*DATA FOR THIS EXERCISE*.
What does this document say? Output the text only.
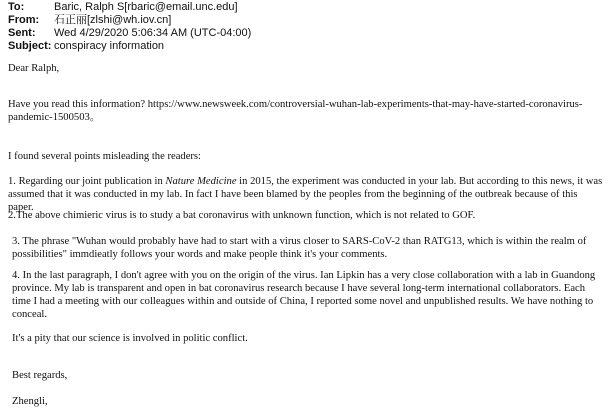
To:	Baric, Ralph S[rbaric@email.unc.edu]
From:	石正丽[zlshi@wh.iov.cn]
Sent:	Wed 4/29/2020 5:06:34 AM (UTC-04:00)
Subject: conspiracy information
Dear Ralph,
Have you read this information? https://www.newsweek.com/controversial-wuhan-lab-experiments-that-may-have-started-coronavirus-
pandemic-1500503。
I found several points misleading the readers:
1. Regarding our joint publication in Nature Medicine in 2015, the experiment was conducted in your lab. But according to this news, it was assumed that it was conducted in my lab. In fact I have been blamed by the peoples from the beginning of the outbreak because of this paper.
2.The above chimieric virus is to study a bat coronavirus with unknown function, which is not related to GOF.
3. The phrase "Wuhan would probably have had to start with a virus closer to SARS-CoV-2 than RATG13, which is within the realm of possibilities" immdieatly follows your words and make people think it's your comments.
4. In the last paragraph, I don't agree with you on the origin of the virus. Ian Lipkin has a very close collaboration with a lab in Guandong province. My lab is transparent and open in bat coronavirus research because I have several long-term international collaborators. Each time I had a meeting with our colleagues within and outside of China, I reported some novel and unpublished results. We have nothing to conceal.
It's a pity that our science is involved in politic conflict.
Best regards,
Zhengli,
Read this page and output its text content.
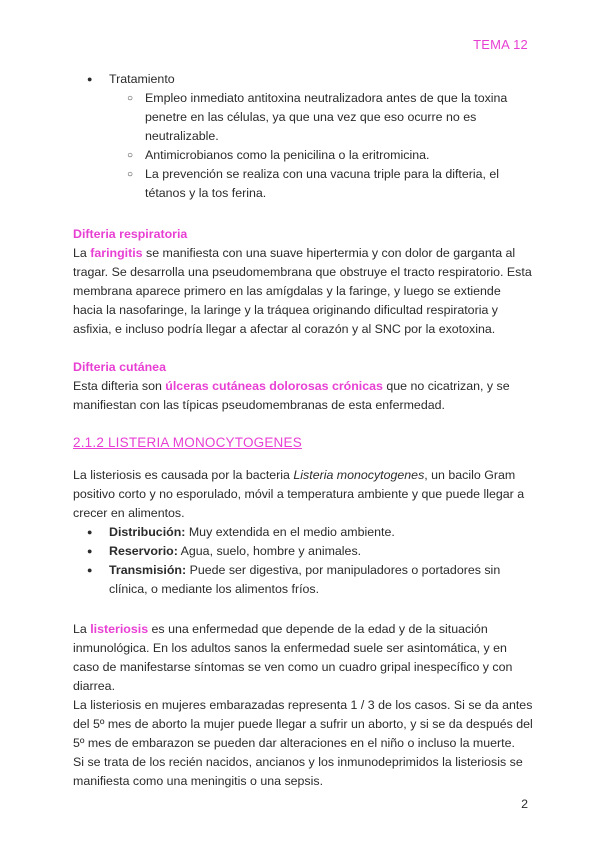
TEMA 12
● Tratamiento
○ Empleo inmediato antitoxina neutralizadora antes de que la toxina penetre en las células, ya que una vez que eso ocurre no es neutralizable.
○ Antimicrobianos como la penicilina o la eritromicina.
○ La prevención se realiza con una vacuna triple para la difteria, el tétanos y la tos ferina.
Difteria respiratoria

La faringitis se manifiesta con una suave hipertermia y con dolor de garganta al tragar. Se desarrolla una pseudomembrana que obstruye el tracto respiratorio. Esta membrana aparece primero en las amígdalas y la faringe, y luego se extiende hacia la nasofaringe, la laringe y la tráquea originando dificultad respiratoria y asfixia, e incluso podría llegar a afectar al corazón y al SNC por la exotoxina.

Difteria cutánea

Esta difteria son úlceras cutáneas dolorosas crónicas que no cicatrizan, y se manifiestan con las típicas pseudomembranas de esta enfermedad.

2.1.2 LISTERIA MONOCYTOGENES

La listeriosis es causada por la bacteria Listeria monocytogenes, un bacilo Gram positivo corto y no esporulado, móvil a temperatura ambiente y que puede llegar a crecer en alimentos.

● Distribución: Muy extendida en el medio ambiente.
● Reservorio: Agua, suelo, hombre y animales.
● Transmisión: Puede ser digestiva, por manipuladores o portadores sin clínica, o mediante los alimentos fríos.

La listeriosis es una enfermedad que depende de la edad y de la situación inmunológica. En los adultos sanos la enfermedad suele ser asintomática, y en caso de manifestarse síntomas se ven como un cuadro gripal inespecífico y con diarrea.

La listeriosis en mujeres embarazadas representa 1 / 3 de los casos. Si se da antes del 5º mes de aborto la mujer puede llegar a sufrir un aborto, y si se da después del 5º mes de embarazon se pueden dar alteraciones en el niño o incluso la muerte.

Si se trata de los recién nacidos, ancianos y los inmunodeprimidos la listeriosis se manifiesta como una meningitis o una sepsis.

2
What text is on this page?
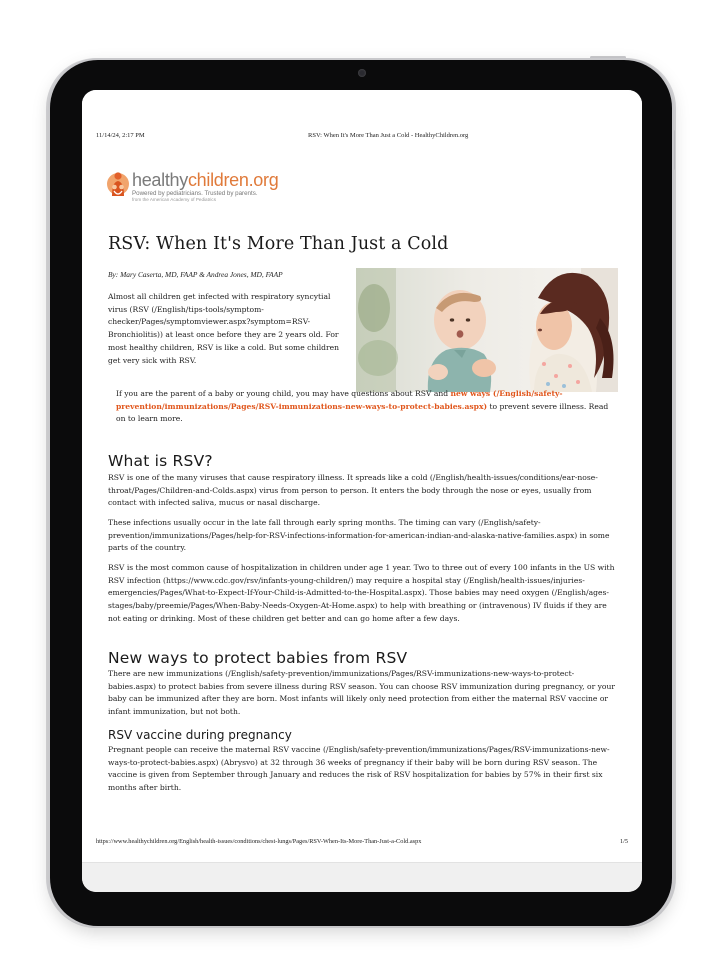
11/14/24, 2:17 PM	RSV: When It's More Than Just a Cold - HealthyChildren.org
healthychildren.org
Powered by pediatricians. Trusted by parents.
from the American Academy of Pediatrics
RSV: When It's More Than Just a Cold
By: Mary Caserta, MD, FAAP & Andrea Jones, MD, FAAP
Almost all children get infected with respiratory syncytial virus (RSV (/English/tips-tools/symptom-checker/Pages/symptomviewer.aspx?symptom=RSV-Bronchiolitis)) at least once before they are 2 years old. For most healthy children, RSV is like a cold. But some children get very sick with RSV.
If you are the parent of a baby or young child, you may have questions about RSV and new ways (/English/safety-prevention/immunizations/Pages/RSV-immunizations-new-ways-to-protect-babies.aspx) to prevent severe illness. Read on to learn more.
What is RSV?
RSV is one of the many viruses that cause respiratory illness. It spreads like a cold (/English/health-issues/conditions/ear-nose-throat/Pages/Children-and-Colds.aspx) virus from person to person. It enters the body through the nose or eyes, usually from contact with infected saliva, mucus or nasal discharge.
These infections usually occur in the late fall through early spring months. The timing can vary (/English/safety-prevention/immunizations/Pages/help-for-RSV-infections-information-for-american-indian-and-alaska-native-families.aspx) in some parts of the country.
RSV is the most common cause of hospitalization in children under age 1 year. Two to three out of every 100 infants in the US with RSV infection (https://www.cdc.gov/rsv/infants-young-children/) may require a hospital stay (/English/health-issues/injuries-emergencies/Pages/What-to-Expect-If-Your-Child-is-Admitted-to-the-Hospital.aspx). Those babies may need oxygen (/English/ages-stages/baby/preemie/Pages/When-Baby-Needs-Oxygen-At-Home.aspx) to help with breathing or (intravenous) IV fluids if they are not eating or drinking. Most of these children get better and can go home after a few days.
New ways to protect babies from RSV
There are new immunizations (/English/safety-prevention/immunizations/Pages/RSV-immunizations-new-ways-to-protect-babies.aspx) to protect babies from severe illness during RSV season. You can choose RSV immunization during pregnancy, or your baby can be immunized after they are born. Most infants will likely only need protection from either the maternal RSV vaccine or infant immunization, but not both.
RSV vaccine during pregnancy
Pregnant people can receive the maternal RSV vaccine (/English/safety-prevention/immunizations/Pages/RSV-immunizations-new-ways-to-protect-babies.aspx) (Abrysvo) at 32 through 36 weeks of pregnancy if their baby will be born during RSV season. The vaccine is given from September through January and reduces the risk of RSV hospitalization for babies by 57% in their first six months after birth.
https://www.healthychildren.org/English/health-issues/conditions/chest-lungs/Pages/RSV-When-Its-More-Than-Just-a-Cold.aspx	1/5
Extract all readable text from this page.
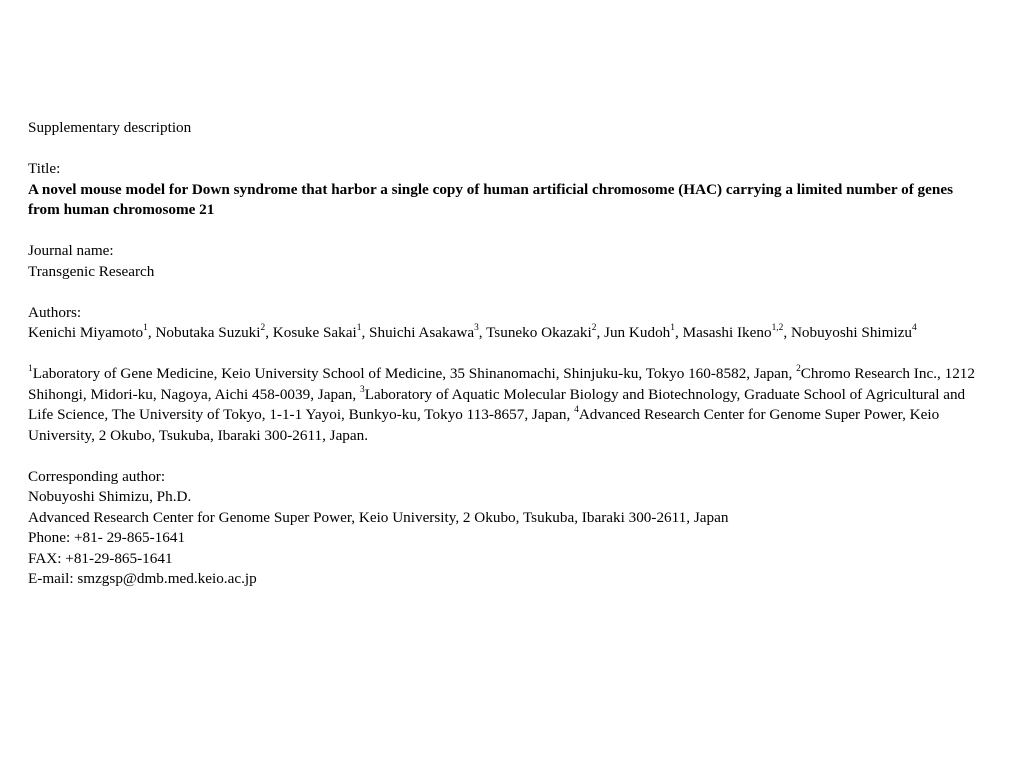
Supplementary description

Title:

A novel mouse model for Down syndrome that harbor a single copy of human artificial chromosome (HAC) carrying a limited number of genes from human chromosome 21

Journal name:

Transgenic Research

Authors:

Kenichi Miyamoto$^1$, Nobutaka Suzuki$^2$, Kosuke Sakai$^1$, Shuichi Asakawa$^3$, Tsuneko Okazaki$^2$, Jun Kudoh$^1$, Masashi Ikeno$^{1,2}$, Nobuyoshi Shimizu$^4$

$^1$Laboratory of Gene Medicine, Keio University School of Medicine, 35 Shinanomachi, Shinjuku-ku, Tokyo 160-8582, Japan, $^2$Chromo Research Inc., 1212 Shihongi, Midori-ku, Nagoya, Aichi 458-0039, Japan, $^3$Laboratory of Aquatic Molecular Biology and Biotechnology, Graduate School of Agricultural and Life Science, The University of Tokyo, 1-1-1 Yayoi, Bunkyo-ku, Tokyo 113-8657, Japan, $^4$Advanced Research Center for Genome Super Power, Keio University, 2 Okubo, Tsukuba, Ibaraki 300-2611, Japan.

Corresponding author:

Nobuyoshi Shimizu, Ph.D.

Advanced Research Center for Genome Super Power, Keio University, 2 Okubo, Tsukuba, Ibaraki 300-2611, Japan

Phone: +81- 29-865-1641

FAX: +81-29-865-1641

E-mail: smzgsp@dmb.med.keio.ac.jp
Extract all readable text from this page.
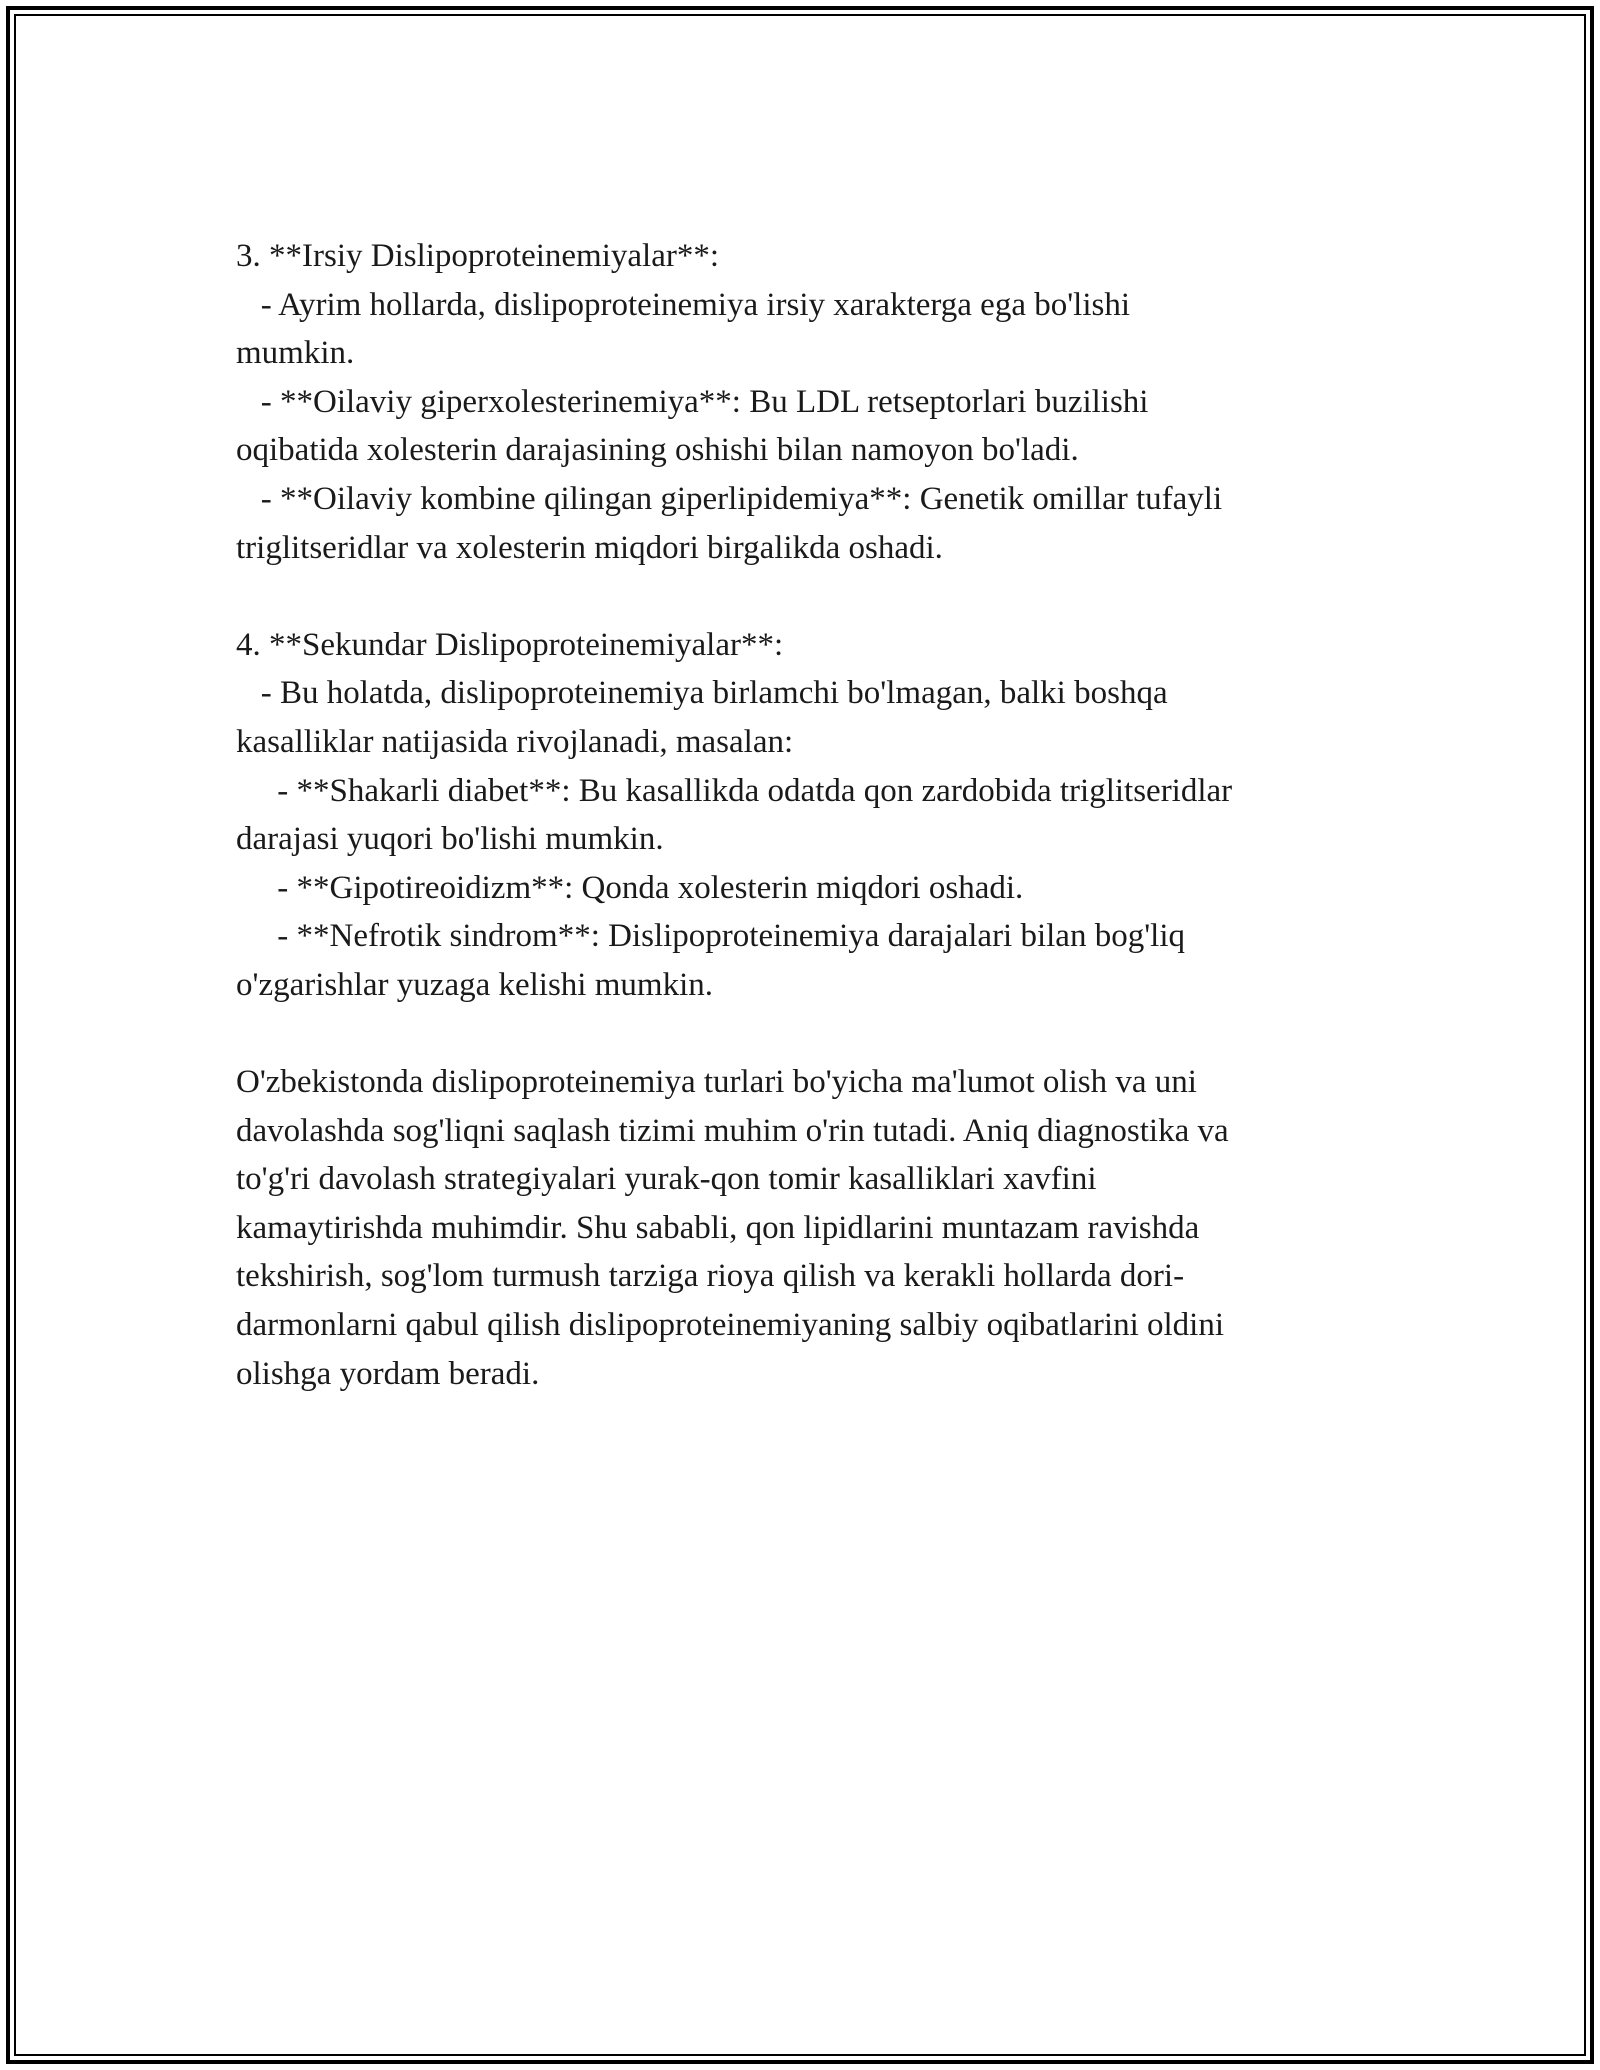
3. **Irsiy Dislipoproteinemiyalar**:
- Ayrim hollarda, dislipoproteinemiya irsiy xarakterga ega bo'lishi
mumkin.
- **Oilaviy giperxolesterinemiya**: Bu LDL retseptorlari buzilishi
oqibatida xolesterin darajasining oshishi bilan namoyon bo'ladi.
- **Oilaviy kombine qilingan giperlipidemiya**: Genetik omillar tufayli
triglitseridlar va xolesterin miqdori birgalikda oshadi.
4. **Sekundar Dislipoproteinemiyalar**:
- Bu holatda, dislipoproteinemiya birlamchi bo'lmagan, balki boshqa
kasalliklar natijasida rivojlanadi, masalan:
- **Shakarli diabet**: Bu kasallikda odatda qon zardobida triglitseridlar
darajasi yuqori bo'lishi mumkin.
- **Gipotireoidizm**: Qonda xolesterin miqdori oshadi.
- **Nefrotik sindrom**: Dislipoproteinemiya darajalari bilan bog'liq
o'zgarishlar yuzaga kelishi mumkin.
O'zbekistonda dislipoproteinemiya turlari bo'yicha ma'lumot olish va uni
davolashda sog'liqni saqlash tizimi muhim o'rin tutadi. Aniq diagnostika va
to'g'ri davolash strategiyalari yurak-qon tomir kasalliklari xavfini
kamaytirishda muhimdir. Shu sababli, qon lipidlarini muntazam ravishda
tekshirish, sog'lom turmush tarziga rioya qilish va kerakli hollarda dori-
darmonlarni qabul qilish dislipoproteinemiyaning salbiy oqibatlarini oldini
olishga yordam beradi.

*EXERCISE PROMPT*. Gather each line in the data that holds the string "infected".

*OUTPUT OF THE EXERCISE*.
Almost all children get infected with respiratory syncytial virus (RSV (/English/tips-tools/symptom-checker/Pages/symptomviewer.aspx?symptom=RSV-Bronchiolitis)) at least once before they are 2 years old. For most healthy children, RSV is like a cold. But some children get very sick with RSV.
RSV is one of the many viruses that cause respiratory illness. It spreads like a cold (/English/health-issues/conditions/ear-nose-throat/Pages/Children-and-Colds.aspx) virus from person to person. It enters the body through the nose or eyes, usually from contact with infected saliva, mucus or nasal discharge.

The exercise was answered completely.